* [WHAT YOU WILL DO]:
Would you extract the whole listing below and retype it exactly?

= = = =

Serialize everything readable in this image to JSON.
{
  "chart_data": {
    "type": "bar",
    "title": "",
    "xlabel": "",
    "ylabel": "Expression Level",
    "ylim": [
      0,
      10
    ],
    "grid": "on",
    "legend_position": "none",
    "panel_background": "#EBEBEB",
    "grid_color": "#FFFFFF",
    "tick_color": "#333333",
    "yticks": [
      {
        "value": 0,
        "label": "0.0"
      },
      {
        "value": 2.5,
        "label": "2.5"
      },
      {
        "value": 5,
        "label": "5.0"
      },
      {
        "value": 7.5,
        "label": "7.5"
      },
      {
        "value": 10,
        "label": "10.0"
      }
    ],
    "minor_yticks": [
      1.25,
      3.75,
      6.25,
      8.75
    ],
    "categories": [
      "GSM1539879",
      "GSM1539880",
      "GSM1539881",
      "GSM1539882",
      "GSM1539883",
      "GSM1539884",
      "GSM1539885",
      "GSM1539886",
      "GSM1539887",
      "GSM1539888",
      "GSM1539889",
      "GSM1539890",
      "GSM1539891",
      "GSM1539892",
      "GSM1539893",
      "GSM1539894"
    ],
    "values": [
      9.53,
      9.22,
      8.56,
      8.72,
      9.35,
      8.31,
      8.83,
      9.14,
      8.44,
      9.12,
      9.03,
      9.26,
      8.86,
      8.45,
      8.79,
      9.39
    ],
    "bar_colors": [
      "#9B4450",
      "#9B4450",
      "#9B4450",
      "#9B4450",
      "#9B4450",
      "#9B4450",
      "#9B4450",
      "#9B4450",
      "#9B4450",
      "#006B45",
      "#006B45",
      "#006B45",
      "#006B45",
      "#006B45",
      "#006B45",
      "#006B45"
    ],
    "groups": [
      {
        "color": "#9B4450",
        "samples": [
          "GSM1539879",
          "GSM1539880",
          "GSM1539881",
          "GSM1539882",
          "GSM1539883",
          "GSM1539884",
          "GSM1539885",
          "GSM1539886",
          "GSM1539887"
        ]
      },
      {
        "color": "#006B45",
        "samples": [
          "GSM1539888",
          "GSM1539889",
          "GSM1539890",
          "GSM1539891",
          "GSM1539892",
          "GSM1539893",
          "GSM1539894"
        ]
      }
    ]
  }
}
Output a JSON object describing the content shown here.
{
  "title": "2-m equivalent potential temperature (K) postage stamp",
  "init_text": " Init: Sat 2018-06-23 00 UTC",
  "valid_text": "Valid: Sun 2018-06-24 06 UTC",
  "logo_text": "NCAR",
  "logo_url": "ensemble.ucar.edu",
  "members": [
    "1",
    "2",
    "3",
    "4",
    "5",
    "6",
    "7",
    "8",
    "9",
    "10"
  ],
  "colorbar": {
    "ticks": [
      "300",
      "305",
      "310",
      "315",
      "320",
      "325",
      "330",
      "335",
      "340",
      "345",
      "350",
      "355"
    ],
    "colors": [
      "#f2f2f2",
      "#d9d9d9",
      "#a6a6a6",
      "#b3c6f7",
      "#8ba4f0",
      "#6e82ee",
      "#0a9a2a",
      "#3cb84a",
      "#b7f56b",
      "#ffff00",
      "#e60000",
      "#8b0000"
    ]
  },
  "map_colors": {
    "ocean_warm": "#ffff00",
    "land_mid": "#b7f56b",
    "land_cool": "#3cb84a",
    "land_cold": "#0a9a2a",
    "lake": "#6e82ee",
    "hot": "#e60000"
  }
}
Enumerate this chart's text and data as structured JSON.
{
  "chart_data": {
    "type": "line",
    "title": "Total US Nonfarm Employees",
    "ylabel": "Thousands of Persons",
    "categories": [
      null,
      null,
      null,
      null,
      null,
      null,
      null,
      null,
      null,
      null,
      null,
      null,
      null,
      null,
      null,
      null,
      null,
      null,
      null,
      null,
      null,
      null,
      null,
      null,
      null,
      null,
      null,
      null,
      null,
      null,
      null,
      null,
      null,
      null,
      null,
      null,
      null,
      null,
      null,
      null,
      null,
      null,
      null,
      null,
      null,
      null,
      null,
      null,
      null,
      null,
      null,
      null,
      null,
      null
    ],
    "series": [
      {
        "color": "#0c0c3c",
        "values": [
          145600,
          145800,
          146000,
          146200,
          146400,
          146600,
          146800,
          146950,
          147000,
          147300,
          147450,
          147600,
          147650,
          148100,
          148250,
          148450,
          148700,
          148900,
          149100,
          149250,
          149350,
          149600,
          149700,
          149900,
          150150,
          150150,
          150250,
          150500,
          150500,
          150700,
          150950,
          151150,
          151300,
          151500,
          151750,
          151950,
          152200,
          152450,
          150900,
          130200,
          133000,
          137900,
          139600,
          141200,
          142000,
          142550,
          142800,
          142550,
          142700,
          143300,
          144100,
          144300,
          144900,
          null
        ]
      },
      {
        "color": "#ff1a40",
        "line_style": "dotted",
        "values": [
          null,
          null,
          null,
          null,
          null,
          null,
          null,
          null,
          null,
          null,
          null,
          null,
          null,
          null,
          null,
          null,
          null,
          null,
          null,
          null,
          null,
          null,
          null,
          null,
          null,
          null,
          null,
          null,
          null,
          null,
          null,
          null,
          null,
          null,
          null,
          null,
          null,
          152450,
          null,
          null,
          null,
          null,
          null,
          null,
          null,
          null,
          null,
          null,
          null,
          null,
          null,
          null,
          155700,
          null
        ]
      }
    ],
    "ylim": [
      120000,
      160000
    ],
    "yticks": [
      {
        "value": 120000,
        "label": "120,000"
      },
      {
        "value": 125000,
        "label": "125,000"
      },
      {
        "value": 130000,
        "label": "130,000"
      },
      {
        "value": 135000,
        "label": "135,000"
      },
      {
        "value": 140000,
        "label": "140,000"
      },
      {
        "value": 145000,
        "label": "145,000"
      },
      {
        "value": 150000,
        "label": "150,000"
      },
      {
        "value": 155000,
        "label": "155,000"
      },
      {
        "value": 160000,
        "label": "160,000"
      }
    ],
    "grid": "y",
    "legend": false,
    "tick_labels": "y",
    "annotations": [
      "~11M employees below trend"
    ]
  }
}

= = = =

* [RESPONSE TO THIS TASK]:
Serialize everything readable in this image to JSON.
{
  "chart_data": {
    "type": "bar",
    "title": "",
    "xlabel": "",
    "ylabel": "Expression Level",
    "ylim": [
      0,
      10
    ],
    "grid": "on",
    "legend_position": "none",
    "panel_background": "#EBEBEB",
    "grid_color": "#FFFFFF",
    "tick_color": "#333333",
    "yticks": [
      {
        "value": 0,
        "label": "0.0"
      },
      {
        "value": 2.5,
        "label": "2.5"
      },
      {
        "value": 5,
        "label": "5.0"
      },
      {
        "value": 7.5,
        "label": "7.5"
      },
      {
        "value": 10,
        "label": "10.0"
      }
    ],
    "minor_yticks": [
      1.25,
      3.75,
      6.25,
      8.75
    ],
    "categories": [
      "GSM1539879",
      "GSM1539880",
      "GSM1539881",
      "GSM1539882",
      "GSM1539883",
      "GSM1539884",
      "GSM1539885",
      "GSM1539886",
      "GSM1539887",
      "GSM1539888",
      "GSM1539889",
      "GSM1539890",
      "GSM1539891",
      "GSM1539892",
      "GSM1539893",
      "GSM1539894"
    ],
    "values": [
      9.53,
      9.22,
      8.56,
      8.72,
      9.35,
      8.31,
      8.83,
      9.14,
      8.44,
      9.12,
      9.03,
      9.26,
      8.86,
      8.45,
      8.79,
      9.39
    ],
    "bar_colors": [
      "#9B4450",
      "#9B4450",
      "#9B4450",
      "#9B4450",
      "#9B4450",
      "#9B4450",
      "#9B4450",
      "#9B4450",
      "#9B4450",
      "#006B45",
      "#006B45",
      "#006B45",
      "#006B45",
      "#006B45",
      "#006B45",
      "#006B45"
    ],
    "groups": [
      {
        "color": "#9B4450",
        "samples": [
          "GSM1539879",
          "GSM1539880",
          "GSM1539881",
          "GSM1539882",
          "GSM1539883",
          "GSM1539884",
          "GSM1539885",
          "GSM1539886",
          "GSM1539887"
        ]
      },
      {
        "color": "#006B45",
        "samples": [
          "GSM1539888",
          "GSM1539889",
          "GSM1539890",
          "GSM1539891",
          "GSM1539892",
          "GSM1539893",
          "GSM1539894"
        ]
      }
    ]
  }
}
Output a JSON object describing the content shown here.
{
  "title": "2-m equivalent potential temperature (K) postage stamp",
  "init_text": " Init: Sat 2018-06-23 00 UTC",
  "valid_text": "Valid: Sun 2018-06-24 06 UTC",
  "logo_text": "NCAR",
  "logo_url": "ensemble.ucar.edu",
  "members": [
    "1",
    "2",
    "3",
    "4",
    "5",
    "6",
    "7",
    "8",
    "9",
    "10"
  ],
  "colorbar": {
    "ticks": [
      "300",
      "305",
      "310",
      "315",
      "320",
      "325",
      "330",
      "335",
      "340",
      "345",
      "350",
      "355"
    ],
    "colors": [
      "#f2f2f2",
      "#d9d9d9",
      "#a6a6a6",
      "#b3c6f7",
      "#8ba4f0",
      "#6e82ee",
      "#0a9a2a",
      "#3cb84a",
      "#b7f56b",
      "#ffff00",
      "#e60000",
      "#8b0000"
    ]
  },
  "map_colors": {
    "ocean_warm": "#ffff00",
    "land_mid": "#b7f56b",
    "land_cool": "#3cb84a",
    "land_cold": "#0a9a2a",
    "lake": "#6e82ee",
    "hot": "#e60000"
  }
}
Enumerate this chart's text and data as structured JSON.
{
  "chart_data": {
    "type": "line",
    "title": "Total US Nonfarm Employees",
    "ylabel": "Thousands of Persons",
    "categories": [
      null,
      null,
      null,
      null,
      null,
      null,
      null,
      null,
      null,
      null,
      null,
      null,
      null,
      null,
      null,
      null,
      null,
      null,
      null,
      null,
      null,
      null,
      null,
      null,
      null,
      null,
      null,
      null,
      null,
      null,
      null,
      null,
      null,
      null,
      null,
      null,
      null,
      null,
      null,
      null,
      null,
      null,
      null,
      null,
      null,
      null,
      null,
      null,
      null,
      null,
      null,
      null,
      null,
      null
    ],
    "series": [
      {
        "color": "#0c0c3c",
        "values": [
          145600,
          145800,
          146000,
          146200,
          146400,
          146600,
          146800,
          146950,
          147000,
          147300,
          147450,
          147600,
          147650,
          148100,
          148250,
          148450,
          148700,
          148900,
          149100,
          149250,
          149350,
          149600,
          149700,
          149900,
          150150,
          150150,
          150250,
          150500,
          150500,
          150700,
          150950,
          151150,
          151300,
          151500,
          151750,
          151950,
          152200,
          152450,
          150900,
          130200,
          133000,
          137900,
          139600,
          141200,
          142000,
          142550,
          142800,
          142550,
          142700,
          143300,
          144100,
          144300,
          144900,
          null
        ]
      },
      {
        "color": "#ff1a40",
        "line_style": "dotted",
        "values": [
          null,
          null,
          null,
          null,
          null,
          null,
          null,
          null,
          null,
          null,
          null,
          null,
          null,
          null,
          null,
          null,
          null,
          null,
          null,
          null,
          null,
          null,
          null,
          null,
          null,
          null,
          null,
          null,
          null,
          null,
          null,
          null,
          null,
          null,
          null,
          null,
          null,
          152450,
          null,
          null,
          null,
          null,
          null,
          null,
          null,
          null,
          null,
          null,
          null,
          null,
          null,
          null,
          155700,
          null
        ]
      }
    ],
    "ylim": [
      120000,
      160000
    ],
    "yticks": [
      {
        "value": 120000,
        "label": "120,000"
      },
      {
        "value": 125000,
        "label": "125,000"
      },
      {
        "value": 130000,
        "label": "130,000"
      },
      {
        "value": 135000,
        "label": "135,000"
      },
      {
        "value": 140000,
        "label": "140,000"
      },
      {
        "value": 145000,
        "label": "145,000"
      },
      {
        "value": 150000,
        "label": "150,000"
      },
      {
        "value": 155000,
        "label": "155,000"
      },
      {
        "value": 160000,
        "label": "160,000"
      }
    ],
    "grid": "y",
    "legend": false,
    "tick_labels": "y",
    "annotations": [
      "~11M employees below trend"
    ]
  }
}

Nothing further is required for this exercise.